> What to work on:
Copy the data from the line containing "Itemize the components" through the line containing "info-value: ABAP Programming", replacing "info-value" with "field-value" and leaving everything else as it is.

> Rows:

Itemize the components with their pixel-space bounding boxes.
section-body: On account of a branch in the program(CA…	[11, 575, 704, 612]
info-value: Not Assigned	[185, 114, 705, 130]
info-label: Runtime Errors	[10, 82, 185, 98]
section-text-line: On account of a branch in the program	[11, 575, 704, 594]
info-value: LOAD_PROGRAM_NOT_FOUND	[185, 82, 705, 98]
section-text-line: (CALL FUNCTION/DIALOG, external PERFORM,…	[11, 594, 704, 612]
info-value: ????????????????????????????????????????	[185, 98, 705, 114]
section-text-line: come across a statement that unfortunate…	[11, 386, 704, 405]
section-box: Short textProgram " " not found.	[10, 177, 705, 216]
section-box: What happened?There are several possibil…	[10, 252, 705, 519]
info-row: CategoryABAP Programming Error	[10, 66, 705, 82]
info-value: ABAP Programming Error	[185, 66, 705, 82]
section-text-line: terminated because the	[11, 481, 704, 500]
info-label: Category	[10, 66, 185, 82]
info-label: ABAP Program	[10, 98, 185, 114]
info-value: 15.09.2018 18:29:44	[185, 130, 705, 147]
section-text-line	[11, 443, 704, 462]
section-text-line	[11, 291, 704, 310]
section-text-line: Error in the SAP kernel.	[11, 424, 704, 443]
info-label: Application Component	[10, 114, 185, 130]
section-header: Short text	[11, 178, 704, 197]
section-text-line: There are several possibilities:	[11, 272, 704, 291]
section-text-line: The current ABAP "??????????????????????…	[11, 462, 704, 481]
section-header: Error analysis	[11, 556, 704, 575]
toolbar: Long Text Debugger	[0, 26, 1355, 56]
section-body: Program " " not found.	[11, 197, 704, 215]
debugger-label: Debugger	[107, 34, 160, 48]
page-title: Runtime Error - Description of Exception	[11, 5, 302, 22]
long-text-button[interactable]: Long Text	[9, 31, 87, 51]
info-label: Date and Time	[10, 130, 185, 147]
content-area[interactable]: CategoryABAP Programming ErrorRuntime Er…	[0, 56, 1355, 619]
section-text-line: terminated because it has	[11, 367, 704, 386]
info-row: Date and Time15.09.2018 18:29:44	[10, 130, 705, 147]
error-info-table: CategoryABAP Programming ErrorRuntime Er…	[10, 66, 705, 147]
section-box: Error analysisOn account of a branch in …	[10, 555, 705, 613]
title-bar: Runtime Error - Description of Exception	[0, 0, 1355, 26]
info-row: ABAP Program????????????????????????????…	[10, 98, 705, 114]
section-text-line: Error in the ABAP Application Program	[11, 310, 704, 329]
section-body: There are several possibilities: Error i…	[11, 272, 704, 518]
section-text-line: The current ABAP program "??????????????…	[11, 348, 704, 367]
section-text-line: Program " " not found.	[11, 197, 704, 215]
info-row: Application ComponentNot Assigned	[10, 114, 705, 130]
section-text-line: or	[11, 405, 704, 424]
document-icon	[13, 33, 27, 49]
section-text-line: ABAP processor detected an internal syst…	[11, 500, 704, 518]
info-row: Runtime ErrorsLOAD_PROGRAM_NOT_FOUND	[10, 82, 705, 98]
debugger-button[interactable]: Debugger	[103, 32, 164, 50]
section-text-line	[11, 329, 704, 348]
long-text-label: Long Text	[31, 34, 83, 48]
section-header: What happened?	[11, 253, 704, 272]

---

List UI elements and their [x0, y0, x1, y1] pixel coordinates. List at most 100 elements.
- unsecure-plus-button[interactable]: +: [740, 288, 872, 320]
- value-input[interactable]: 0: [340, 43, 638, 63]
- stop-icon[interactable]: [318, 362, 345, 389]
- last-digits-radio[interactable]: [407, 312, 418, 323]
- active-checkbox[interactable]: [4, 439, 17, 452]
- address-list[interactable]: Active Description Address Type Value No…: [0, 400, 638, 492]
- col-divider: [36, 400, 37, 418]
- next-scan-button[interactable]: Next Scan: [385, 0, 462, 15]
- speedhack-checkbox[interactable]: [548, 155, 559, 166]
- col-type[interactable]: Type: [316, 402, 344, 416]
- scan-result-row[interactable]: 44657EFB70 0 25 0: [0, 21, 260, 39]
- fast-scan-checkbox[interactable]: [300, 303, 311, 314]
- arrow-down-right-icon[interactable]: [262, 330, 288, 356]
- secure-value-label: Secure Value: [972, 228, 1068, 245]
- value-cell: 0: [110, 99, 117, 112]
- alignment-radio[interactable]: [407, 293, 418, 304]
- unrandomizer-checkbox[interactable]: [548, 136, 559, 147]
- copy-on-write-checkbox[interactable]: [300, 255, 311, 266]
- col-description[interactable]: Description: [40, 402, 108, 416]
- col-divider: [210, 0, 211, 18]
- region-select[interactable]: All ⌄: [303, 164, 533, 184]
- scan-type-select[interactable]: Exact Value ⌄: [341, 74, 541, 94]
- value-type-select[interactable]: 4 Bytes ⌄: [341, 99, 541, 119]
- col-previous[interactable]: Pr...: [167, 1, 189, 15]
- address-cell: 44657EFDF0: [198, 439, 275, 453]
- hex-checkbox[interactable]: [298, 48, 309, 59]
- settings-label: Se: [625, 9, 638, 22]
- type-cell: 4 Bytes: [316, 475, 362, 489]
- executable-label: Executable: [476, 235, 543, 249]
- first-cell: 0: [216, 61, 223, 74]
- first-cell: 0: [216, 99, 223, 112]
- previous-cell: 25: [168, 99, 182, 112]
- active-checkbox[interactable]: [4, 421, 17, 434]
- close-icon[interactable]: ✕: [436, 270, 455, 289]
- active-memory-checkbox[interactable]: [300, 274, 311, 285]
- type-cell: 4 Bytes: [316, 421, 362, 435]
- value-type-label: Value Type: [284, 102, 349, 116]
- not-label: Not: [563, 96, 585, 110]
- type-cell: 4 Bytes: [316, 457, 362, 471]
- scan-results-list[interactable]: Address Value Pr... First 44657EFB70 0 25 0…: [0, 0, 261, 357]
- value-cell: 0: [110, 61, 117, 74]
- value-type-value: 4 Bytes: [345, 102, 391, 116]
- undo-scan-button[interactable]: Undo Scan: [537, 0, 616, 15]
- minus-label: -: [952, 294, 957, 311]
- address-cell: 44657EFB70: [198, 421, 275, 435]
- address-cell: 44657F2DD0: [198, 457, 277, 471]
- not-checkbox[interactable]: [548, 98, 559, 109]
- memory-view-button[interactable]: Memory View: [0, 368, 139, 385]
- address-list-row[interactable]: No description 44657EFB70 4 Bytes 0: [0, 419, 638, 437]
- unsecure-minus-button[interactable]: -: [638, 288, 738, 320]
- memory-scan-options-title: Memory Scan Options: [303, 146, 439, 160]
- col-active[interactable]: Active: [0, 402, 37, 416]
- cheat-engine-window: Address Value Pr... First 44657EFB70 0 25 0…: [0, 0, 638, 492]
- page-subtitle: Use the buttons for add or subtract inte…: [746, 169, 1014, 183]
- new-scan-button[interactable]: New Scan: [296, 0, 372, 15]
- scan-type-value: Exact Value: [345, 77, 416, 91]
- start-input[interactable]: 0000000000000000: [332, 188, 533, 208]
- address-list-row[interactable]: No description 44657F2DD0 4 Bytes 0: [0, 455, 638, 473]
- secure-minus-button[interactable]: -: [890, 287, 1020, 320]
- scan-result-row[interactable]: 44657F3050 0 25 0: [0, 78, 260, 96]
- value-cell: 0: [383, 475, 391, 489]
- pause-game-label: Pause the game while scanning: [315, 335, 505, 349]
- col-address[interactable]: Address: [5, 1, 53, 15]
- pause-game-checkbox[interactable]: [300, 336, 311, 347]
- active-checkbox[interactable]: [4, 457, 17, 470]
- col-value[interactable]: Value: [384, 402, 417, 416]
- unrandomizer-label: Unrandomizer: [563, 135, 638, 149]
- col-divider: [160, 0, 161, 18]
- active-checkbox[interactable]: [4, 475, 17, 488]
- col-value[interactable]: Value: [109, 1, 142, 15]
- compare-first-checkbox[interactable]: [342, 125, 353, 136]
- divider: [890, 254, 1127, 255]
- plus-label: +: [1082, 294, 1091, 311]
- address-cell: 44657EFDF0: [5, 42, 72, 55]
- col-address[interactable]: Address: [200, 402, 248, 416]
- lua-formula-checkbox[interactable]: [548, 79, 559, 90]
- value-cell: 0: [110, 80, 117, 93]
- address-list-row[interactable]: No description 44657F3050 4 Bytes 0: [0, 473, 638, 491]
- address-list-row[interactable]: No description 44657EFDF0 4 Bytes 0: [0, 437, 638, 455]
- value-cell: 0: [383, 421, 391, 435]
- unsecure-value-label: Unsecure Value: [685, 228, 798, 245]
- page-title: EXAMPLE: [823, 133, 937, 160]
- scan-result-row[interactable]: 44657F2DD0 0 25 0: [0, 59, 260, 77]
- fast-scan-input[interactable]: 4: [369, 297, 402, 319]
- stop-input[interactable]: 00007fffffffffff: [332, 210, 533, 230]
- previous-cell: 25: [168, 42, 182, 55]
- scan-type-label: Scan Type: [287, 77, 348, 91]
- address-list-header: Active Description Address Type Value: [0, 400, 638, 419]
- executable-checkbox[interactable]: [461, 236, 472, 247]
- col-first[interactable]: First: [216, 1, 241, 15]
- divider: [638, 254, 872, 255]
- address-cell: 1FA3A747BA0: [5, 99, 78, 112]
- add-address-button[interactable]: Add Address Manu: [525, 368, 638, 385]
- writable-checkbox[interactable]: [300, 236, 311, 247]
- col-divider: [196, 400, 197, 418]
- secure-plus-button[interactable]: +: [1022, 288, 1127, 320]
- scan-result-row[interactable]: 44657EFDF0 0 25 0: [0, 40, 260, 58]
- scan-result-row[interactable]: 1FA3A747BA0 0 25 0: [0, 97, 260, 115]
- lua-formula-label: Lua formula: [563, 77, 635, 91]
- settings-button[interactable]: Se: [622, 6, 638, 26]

> Written answer:
Itemize the components with their pixel-space bounding boxes.
section-body: On account of a branch in the program(CA…	[11, 575, 704, 612]
field-value: Not Assigned	[185, 114, 705, 130]
info-label: Runtime Errors	[10, 82, 185, 98]
section-text-line: On account of a branch in the program	[11, 575, 704, 594]
field-value: LOAD_PROGRAM_NOT_FOUND	[185, 82, 705, 98]
section-text-line: (CALL FUNCTION/DIALOG, external PERFORM,…	[11, 594, 704, 612]
field-value: ????????????????????????????????????????	[185, 98, 705, 114]
section-text-line: come across a statement that unfortunate…	[11, 386, 704, 405]
section-box: Short textProgram " " not found.	[10, 177, 705, 216]
section-box: What happened?There are several possibil…	[10, 252, 705, 519]
info-row: CategoryABAP Programming Error	[10, 66, 705, 82]
field-value: ABAP Programming Error	[185, 66, 705, 82]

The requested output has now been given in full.